# Collected data entries
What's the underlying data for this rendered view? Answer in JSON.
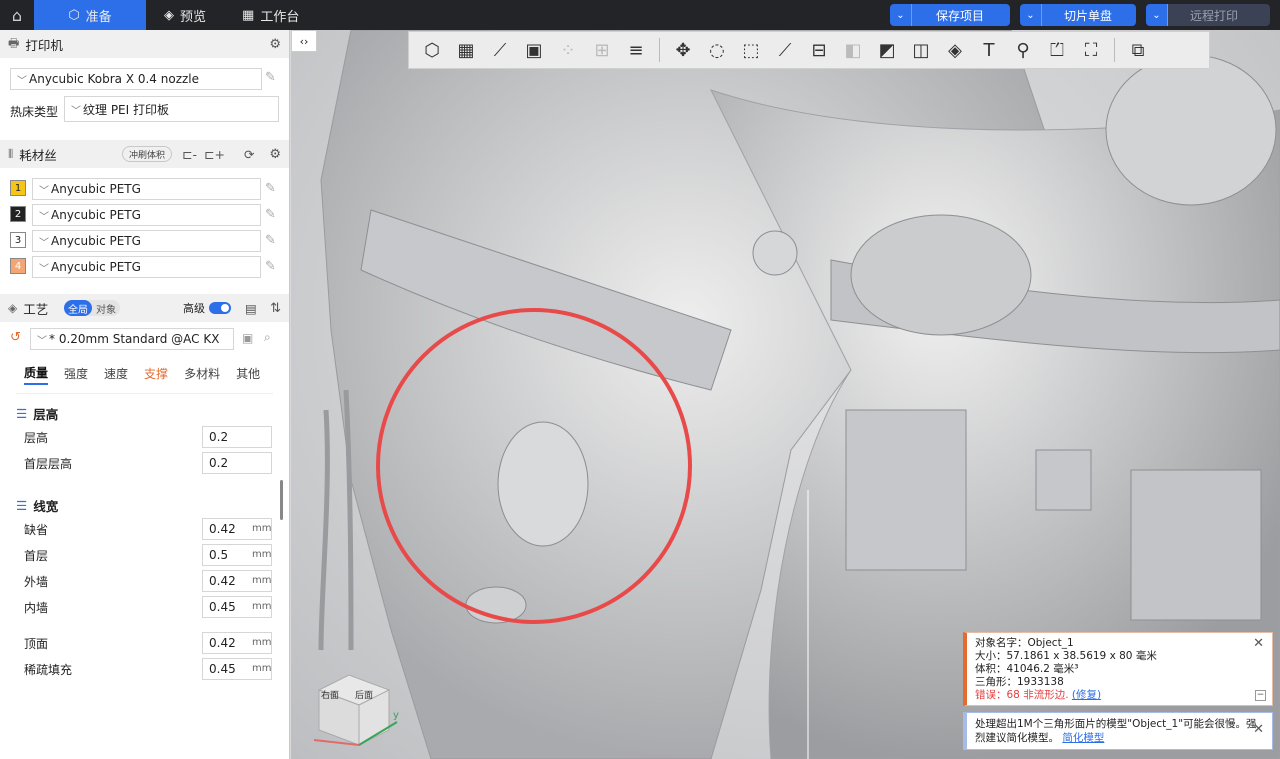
{
  "topbar": {
    "tabs": [
      {
        "label": "准备",
        "icon": "cube-icon"
      },
      {
        "label": "预览",
        "icon": "layers-icon"
      },
      {
        "label": "工作台",
        "icon": "grid-icon"
      }
    ],
    "save_project": "保存项目",
    "slice_plate": "切片单盘",
    "remote_print": "远程打印"
  },
  "printer": {
    "title": "打印机",
    "model": "Anycubic Kobra X 0.4 nozzle",
    "bed_label": "热床类型",
    "bed_type": "纹理 PEI 打印板"
  },
  "filament": {
    "title": "耗材丝",
    "flush_btn": "冲刷体积",
    "items": [
      {
        "num": "1",
        "name": "Anycubic PETG",
        "color": "#f5c518",
        "textcolor": "#222"
      },
      {
        "num": "2",
        "name": "Anycubic PETG",
        "color": "#222222",
        "textcolor": "#fff"
      },
      {
        "num": "3",
        "name": "Anycubic PETG",
        "color": "#ffffff",
        "textcolor": "#222"
      },
      {
        "num": "4",
        "name": "Anycubic PETG",
        "color": "#f4a574",
        "textcolor": "#fff"
      }
    ]
  },
  "process": {
    "title": "工艺",
    "scope_global": "全局",
    "scope_object": "对象",
    "advanced": "高级",
    "preset": "* 0.20mm Standard @AC KX",
    "subtabs": [
      "质量",
      "强度",
      "速度",
      "支撑",
      "多材料",
      "其他"
    ],
    "layer_height_group": "层高",
    "layer_rows": [
      {
        "label": "层高",
        "value": "0.2",
        "unit": ""
      },
      {
        "label": "首层层高",
        "value": "0.2",
        "unit": ""
      }
    ],
    "line_width_group": "线宽",
    "line_rows": [
      {
        "label": "缺省",
        "value": "0.42",
        "unit": "mm"
      },
      {
        "label": "首层",
        "value": "0.5",
        "unit": "mm"
      },
      {
        "label": "外墙",
        "value": "0.42",
        "unit": "mm"
      },
      {
        "label": "内墙",
        "value": "0.45",
        "unit": "mm"
      }
    ],
    "extra_rows": [
      {
        "label": "顶面",
        "value": "0.42",
        "unit": "mm"
      },
      {
        "label": "稀疏填充",
        "value": "0.45",
        "unit": "mm"
      }
    ]
  },
  "viewport": {
    "cube_left": "右面",
    "cube_right": "后面",
    "axis_y": "y"
  },
  "notice_warn": {
    "line1": "对象名字：Object_1",
    "line2": "大小：57.1861 x 38.5619 x 80 毫米",
    "line3": "体积：41046.2 毫米³",
    "line4": "三角形：1933138",
    "err_text": "错误：68 非流形边.",
    "repair": "(修复)"
  },
  "notice_info": {
    "text": "处理超出1M个三角形面片的模型\"Object_1\"可能会很慢。强烈建议简化模型。",
    "link": "简化模型"
  }
}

# REQUEST
Images must not appear in the copy; reproduce everything else in the records verbatim.

# TASK RESPONSE
What's the underlying data for this rendered view? Answer in JSON.
{
  "topbar": {
    "tabs": [
      {
        "label": "准备",
        "icon": "cube-icon"
      },
      {
        "label": "预览",
        "icon": "layers-icon"
      },
      {
        "label": "工作台",
        "icon": "grid-icon"
      }
    ],
    "save_project": "保存项目",
    "slice_plate": "切片单盘",
    "remote_print": "远程打印"
  },
  "printer": {
    "title": "打印机",
    "model": "Anycubic Kobra X 0.4 nozzle",
    "bed_label": "热床类型",
    "bed_type": "纹理 PEI 打印板"
  },
  "filament": {
    "title": "耗材丝",
    "flush_btn": "冲刷体积",
    "items": [
      {
        "num": "1",
        "name": "Anycubic PETG",
        "color": "#f5c518",
        "textcolor": "#222"
      },
      {
        "num": "2",
        "name": "Anycubic PETG",
        "color": "#222222",
        "textcolor": "#fff"
      },
      {
        "num": "3",
        "name": "Anycubic PETG",
        "color": "#ffffff",
        "textcolor": "#222"
      },
      {
        "num": "4",
        "name": "Anycubic PETG",
        "color": "#f4a574",
        "textcolor": "#fff"
      }
    ]
  },
  "process": {
    "title": "工艺",
    "scope_global": "全局",
    "scope_object": "对象",
    "advanced": "高级",
    "preset": "* 0.20mm Standard @AC KX",
    "subtabs": [
      "质量",
      "强度",
      "速度",
      "支撑",
      "多材料",
      "其他"
    ],
    "layer_height_group": "层高",
    "layer_rows": [
      {
        "label": "层高",
        "value": "0.2",
        "unit": ""
      },
      {
        "label": "首层层高",
        "value": "0.2",
        "unit": ""
      }
    ],
    "line_width_group": "线宽",
    "line_rows": [
      {
        "label": "缺省",
        "value": "0.42",
        "unit": "mm"
      },
      {
        "label": "首层",
        "value": "0.5",
        "unit": "mm"
      },
      {
        "label": "外墙",
        "value": "0.42",
        "unit": "mm"
      },
      {
        "label": "内墙",
        "value": "0.45",
        "unit": "mm"
      }
    ],
    "extra_rows": [
      {
        "label": "顶面",
        "value": "0.42",
        "unit": "mm"
      },
      {
        "label": "稀疏填充",
        "value": "0.45",
        "unit": "mm"
      }
    ]
  },
  "viewport": {
    "cube_left": "右面",
    "cube_right": "后面",
    "axis_y": "y"
  },
  "notice_warn": {
    "line1": "对象名字：Object_1",
    "line2": "大小：57.1861 x 38.5619 x 80 毫米",
    "line3": "体积：41046.2 毫米³",
    "line4": "三角形：1933138",
    "err_text": "错误：68 非流形边.",
    "repair": "(修复)"
  },
  "notice_info": {
    "text": "处理超出1M个三角形面片的模型\"Object_1\"可能会很慢。强烈建议简化模型。",
    "link": "简化模型"
  }
}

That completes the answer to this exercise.